Recorded information>
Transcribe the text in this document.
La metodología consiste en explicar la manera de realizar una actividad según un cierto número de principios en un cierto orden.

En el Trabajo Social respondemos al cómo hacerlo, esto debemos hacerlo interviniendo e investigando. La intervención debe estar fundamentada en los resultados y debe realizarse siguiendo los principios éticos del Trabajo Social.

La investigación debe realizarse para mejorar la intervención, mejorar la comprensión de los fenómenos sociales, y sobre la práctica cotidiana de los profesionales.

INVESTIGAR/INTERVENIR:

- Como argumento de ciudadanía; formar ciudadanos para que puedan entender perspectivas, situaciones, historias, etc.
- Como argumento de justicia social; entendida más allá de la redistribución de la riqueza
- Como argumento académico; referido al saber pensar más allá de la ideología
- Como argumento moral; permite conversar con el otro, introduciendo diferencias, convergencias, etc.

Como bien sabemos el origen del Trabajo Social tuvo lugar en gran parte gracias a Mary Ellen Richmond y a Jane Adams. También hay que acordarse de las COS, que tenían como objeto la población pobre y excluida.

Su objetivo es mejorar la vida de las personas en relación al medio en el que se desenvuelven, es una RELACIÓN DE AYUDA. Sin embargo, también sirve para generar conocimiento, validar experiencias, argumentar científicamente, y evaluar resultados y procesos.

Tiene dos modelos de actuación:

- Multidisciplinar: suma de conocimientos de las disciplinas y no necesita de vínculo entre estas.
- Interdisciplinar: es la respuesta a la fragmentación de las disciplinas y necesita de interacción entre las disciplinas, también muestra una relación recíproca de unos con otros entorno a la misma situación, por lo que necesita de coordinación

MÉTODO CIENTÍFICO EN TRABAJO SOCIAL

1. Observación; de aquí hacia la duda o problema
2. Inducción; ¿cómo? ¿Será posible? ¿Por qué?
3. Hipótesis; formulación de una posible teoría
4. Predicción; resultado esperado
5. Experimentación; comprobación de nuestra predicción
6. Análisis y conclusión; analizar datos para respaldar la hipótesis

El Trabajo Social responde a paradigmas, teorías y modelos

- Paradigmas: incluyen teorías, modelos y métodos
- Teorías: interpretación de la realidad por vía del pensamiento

What you are asked to do> Find the string "posible" in the listing and return every line that holds it.

Written reply>
2. Inducción; ¿cómo? ¿Será posible? ¿Por qué?
3. Hipótesis; formulación de una posible teoría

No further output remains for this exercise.